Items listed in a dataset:
—————

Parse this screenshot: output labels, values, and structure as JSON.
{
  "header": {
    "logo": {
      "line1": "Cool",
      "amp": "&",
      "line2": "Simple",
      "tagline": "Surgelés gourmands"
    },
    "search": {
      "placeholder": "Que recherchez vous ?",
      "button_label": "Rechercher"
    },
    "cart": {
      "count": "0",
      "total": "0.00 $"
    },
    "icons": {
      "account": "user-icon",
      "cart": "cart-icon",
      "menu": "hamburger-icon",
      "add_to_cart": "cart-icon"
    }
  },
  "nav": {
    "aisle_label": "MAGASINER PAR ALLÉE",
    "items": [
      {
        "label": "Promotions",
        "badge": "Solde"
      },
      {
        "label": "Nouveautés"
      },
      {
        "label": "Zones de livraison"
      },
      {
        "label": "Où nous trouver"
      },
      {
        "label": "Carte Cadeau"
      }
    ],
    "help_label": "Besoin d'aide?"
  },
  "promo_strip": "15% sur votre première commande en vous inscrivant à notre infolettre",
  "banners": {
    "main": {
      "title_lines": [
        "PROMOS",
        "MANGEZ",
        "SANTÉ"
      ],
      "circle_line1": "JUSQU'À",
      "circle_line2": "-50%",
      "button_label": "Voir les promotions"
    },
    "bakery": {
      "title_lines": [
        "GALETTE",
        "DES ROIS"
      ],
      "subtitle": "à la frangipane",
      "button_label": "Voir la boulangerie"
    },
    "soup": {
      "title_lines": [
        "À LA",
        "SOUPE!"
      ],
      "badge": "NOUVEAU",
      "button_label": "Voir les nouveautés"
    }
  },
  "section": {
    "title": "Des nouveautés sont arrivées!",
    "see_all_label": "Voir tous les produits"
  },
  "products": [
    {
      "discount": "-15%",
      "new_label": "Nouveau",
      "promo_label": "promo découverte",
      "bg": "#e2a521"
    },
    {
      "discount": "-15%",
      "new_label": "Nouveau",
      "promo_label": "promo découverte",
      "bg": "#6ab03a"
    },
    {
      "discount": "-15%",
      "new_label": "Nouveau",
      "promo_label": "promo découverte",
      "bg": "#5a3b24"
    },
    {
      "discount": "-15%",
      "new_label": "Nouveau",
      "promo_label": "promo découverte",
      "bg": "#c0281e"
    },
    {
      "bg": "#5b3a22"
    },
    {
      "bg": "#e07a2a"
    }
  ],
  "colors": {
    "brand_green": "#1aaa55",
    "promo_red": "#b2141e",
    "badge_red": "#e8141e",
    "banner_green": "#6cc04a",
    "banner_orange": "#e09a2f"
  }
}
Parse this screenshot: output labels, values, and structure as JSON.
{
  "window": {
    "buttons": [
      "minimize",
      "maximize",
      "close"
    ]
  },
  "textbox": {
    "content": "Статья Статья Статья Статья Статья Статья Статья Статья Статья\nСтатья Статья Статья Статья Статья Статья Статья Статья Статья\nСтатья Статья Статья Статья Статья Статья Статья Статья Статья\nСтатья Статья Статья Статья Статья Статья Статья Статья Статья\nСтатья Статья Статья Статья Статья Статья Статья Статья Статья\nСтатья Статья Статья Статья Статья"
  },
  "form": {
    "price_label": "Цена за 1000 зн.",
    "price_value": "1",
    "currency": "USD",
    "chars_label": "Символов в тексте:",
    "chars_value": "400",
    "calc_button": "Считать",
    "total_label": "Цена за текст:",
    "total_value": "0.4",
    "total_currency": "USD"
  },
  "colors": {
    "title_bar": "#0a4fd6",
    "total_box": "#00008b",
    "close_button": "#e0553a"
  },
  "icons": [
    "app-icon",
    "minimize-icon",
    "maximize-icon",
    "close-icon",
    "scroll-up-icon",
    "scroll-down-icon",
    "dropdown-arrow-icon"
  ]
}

—————

▶ [INSTRUCTIONS TO FOLLOW]: Write out all the data again, exactly as it appears.

▶ [ANSWER FOR THE TASK]:
Parse this screenshot: output labels, values, and structure as JSON.
{
  "header": {
    "logo": {
      "line1": "Cool",
      "amp": "&",
      "line2": "Simple",
      "tagline": "Surgelés gourmands"
    },
    "search": {
      "placeholder": "Que recherchez vous ?",
      "button_label": "Rechercher"
    },
    "cart": {
      "count": "0",
      "total": "0.00 $"
    },
    "icons": {
      "account": "user-icon",
      "cart": "cart-icon",
      "menu": "hamburger-icon",
      "add_to_cart": "cart-icon"
    }
  },
  "nav": {
    "aisle_label": "MAGASINER PAR ALLÉE",
    "items": [
      {
        "label": "Promotions",
        "badge": "Solde"
      },
      {
        "label": "Nouveautés"
      },
      {
        "label": "Zones de livraison"
      },
      {
        "label": "Où nous trouver"
      },
      {
        "label": "Carte Cadeau"
      }
    ],
    "help_label": "Besoin d'aide?"
  },
  "promo_strip": "15% sur votre première commande en vous inscrivant à notre infolettre",
  "banners": {
    "main": {
      "title_lines": [
        "PROMOS",
        "MANGEZ",
        "SANTÉ"
      ],
      "circle_line1": "JUSQU'À",
      "circle_line2": "-50%",
      "button_label": "Voir les promotions"
    },
    "bakery": {
      "title_lines": [
        "GALETTE",
        "DES ROIS"
      ],
      "subtitle": "à la frangipane",
      "button_label": "Voir la boulangerie"
    },
    "soup": {
      "title_lines": [
        "À LA",
        "SOUPE!"
      ],
      "badge": "NOUVEAU",
      "button_label": "Voir les nouveautés"
    }
  },
  "section": {
    "title": "Des nouveautés sont arrivées!",
    "see_all_label": "Voir tous les produits"
  },
  "products": [
    {
      "discount": "-15%",
      "new_label": "Nouveau",
      "promo_label": "promo découverte",
      "bg": "#e2a521"
    },
    {
      "discount": "-15%",
      "new_label": "Nouveau",
      "promo_label": "promo découverte",
      "bg": "#6ab03a"
    },
    {
      "discount": "-15%",
      "new_label": "Nouveau",
      "promo_label": "promo découverte",
      "bg": "#5a3b24"
    },
    {
      "discount": "-15%",
      "new_label": "Nouveau",
      "promo_label": "promo découverte",
      "bg": "#c0281e"
    },
    {
      "bg": "#5b3a22"
    },
    {
      "bg": "#e07a2a"
    }
  ],
  "colors": {
    "brand_green": "#1aaa55",
    "promo_red": "#b2141e",
    "badge_red": "#e8141e",
    "banner_green": "#6cc04a",
    "banner_orange": "#e09a2f"
  }
}
Parse this screenshot: output labels, values, and structure as JSON.
{
  "window": {
    "buttons": [
      "minimize",
      "maximize",
      "close"
    ]
  },
  "textbox": {
    "content": "Статья Статья Статья Статья Статья Статья Статья Статья Статья\nСтатья Статья Статья Статья Статья Статья Статья Статья Статья\nСтатья Статья Статья Статья Статья Статья Статья Статья Статья\nСтатья Статья Статья Статья Статья Статья Статья Статья Статья\nСтатья Статья Статья Статья Статья Статья Статья Статья Статья\nСтатья Статья Статья Статья Статья"
  },
  "form": {
    "price_label": "Цена за 1000 зн.",
    "price_value": "1",
    "currency": "USD",
    "chars_label": "Символов в тексте:",
    "chars_value": "400",
    "calc_button": "Считать",
    "total_label": "Цена за текст:",
    "total_value": "0.4",
    "total_currency": "USD"
  },
  "colors": {
    "title_bar": "#0a4fd6",
    "total_box": "#00008b",
    "close_button": "#e0553a"
  },
  "icons": [
    "app-icon",
    "minimize-icon",
    "maximize-icon",
    "close-icon",
    "scroll-up-icon",
    "scroll-down-icon",
    "dropdown-arrow-icon"
  ]
}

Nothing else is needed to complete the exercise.